◆ **Given instruction**
Every line of the material below must be repeated exactly.

[START Data shown]

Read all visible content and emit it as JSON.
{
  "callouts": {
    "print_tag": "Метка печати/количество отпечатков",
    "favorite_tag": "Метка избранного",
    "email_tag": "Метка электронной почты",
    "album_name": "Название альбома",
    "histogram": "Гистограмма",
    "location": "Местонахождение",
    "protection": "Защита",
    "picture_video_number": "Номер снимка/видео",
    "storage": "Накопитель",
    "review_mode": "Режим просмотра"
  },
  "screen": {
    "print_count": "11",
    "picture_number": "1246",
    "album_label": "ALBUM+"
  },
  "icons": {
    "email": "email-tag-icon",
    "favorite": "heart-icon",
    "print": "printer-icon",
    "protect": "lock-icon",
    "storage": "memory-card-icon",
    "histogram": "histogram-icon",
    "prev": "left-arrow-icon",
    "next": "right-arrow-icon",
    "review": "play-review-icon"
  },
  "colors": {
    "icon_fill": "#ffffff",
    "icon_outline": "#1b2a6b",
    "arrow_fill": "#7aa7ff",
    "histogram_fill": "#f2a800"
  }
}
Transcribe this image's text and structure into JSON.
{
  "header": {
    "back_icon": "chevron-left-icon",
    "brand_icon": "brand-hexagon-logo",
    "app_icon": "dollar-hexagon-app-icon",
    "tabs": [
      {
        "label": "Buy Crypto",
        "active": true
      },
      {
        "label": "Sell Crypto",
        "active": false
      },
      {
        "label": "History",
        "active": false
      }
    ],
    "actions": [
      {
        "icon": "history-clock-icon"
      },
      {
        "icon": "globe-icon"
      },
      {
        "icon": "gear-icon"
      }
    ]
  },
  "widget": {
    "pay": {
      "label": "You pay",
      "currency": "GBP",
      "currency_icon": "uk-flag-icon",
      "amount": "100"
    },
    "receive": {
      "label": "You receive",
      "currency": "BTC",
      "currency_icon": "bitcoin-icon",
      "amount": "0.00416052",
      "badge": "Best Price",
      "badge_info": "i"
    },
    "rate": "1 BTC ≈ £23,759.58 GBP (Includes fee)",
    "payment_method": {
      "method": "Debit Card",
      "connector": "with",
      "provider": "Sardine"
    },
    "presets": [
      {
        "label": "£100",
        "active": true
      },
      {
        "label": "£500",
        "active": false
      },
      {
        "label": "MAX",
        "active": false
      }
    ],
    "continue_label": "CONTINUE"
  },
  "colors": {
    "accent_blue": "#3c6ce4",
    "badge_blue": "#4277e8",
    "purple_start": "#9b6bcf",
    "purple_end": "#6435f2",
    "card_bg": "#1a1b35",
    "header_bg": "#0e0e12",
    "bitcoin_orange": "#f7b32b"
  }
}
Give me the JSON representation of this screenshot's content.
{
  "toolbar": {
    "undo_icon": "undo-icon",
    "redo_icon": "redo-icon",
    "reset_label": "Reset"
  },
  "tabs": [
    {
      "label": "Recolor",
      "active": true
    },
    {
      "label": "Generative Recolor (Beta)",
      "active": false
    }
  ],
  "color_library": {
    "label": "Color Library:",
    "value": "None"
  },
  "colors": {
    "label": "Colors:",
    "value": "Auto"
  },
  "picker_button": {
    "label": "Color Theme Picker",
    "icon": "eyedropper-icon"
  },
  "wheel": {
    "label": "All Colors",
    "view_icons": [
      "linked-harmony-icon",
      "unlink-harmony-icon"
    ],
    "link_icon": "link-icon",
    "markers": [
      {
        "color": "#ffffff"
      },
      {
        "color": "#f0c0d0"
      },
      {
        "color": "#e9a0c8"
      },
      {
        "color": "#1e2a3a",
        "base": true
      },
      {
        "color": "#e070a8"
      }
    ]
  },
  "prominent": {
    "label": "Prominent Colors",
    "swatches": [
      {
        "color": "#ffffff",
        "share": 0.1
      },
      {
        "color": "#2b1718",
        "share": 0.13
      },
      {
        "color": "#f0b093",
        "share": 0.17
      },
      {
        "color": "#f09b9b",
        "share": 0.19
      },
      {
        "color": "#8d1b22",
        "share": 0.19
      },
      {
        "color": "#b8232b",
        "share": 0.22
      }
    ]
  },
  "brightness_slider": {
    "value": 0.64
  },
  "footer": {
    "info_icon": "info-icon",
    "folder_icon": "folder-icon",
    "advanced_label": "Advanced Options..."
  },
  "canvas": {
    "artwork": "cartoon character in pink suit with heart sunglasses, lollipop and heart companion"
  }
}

[END Data shown]

◆ **Response to this exercise**
Read all visible content and emit it as JSON.
{
  "callouts": {
    "print_tag": "Метка печати/количество отпечатков",
    "favorite_tag": "Метка избранного",
    "email_tag": "Метка электронной почты",
    "album_name": "Название альбома",
    "histogram": "Гистограмма",
    "location": "Местонахождение",
    "protection": "Защита",
    "picture_video_number": "Номер снимка/видео",
    "storage": "Накопитель",
    "review_mode": "Режим просмотра"
  },
  "screen": {
    "print_count": "11",
    "picture_number": "1246",
    "album_label": "ALBUM+"
  },
  "icons": {
    "email": "email-tag-icon",
    "favorite": "heart-icon",
    "print": "printer-icon",
    "protect": "lock-icon",
    "storage": "memory-card-icon",
    "histogram": "histogram-icon",
    "prev": "left-arrow-icon",
    "next": "right-arrow-icon",
    "review": "play-review-icon"
  },
  "colors": {
    "icon_fill": "#ffffff",
    "icon_outline": "#1b2a6b",
    "arrow_fill": "#7aa7ff",
    "histogram_fill": "#f2a800"
  }
}
Transcribe this image's text and structure into JSON.
{
  "header": {
    "back_icon": "chevron-left-icon",
    "brand_icon": "brand-hexagon-logo",
    "app_icon": "dollar-hexagon-app-icon",
    "tabs": [
      {
        "label": "Buy Crypto",
        "active": true
      },
      {
        "label": "Sell Crypto",
        "active": false
      },
      {
        "label": "History",
        "active": false
      }
    ],
    "actions": [
      {
        "icon": "history-clock-icon"
      },
      {
        "icon": "globe-icon"
      },
      {
        "icon": "gear-icon"
      }
    ]
  },
  "widget": {
    "pay": {
      "label": "You pay",
      "currency": "GBP",
      "currency_icon": "uk-flag-icon",
      "amount": "100"
    },
    "receive": {
      "label": "You receive",
      "currency": "BTC",
      "currency_icon": "bitcoin-icon",
      "amount": "0.00416052",
      "badge": "Best Price",
      "badge_info": "i"
    },
    "rate": "1 BTC ≈ £23,759.58 GBP (Includes fee)",
    "payment_method": {
      "method": "Debit Card",
      "connector": "with",
      "provider": "Sardine"
    },
    "presets": [
      {
        "label": "£100",
        "active": true
      },
      {
        "label": "£500",
        "active": false
      },
      {
        "label": "MAX",
        "active": false
      }
    ],
    "continue_label": "CONTINUE"
  },
  "colors": {
    "accent_blue": "#3c6ce4",
    "badge_blue": "#4277e8",
    "purple_start": "#9b6bcf",
    "purple_end": "#6435f2",
    "card_bg": "#1a1b35",
    "header_bg": "#0e0e12",
    "bitcoin_orange": "#f7b32b"
  }
}
Give me the JSON representation of this screenshot's content.
{
  "toolbar": {
    "undo_icon": "undo-icon",
    "redo_icon": "redo-icon",
    "reset_label": "Reset"
  },
  "tabs": [
    {
      "label": "Recolor",
      "active": true
    },
    {
      "label": "Generative Recolor (Beta)",
      "active": false
    }
  ],
  "color_library": {
    "label": "Color Library:",
    "value": "None"
  },
  "colors": {
    "label": "Colors:",
    "value": "Auto"
  },
  "picker_button": {
    "label": "Color Theme Picker",
    "icon": "eyedropper-icon"
  },
  "wheel": {
    "label": "All Colors",
    "view_icons": [
      "linked-harmony-icon",
      "unlink-harmony-icon"
    ],
    "link_icon": "link-icon",
    "markers": [
      {
        "color": "#ffffff"
      },
      {
        "color": "#f0c0d0"
      },
      {
        "color": "#e9a0c8"
      },
      {
        "color": "#1e2a3a",
        "base": true
      },
      {
        "color": "#e070a8"
      }
    ]
  },
  "prominent": {
    "label": "Prominent Colors",
    "swatches": [
      {
        "color": "#ffffff",
        "share": 0.1
      },
      {
        "color": "#2b1718",
        "share": 0.13
      },
      {
        "color": "#f0b093",
        "share": 0.17
      },
      {
        "color": "#f09b9b",
        "share": 0.19
      },
      {
        "color": "#8d1b22",
        "share": 0.19
      },
      {
        "color": "#b8232b",
        "share": 0.22
      }
    ]
  },
  "brightness_slider": {
    "value": 0.64
  },
  "footer": {
    "info_icon": "info-icon",
    "folder_icon": "folder-icon",
    "advanced_label": "Advanced Options..."
  },
  "canvas": {
    "artwork": "cartoon character in pink suit with heart sunglasses, lollipop and heart companion"
  }
}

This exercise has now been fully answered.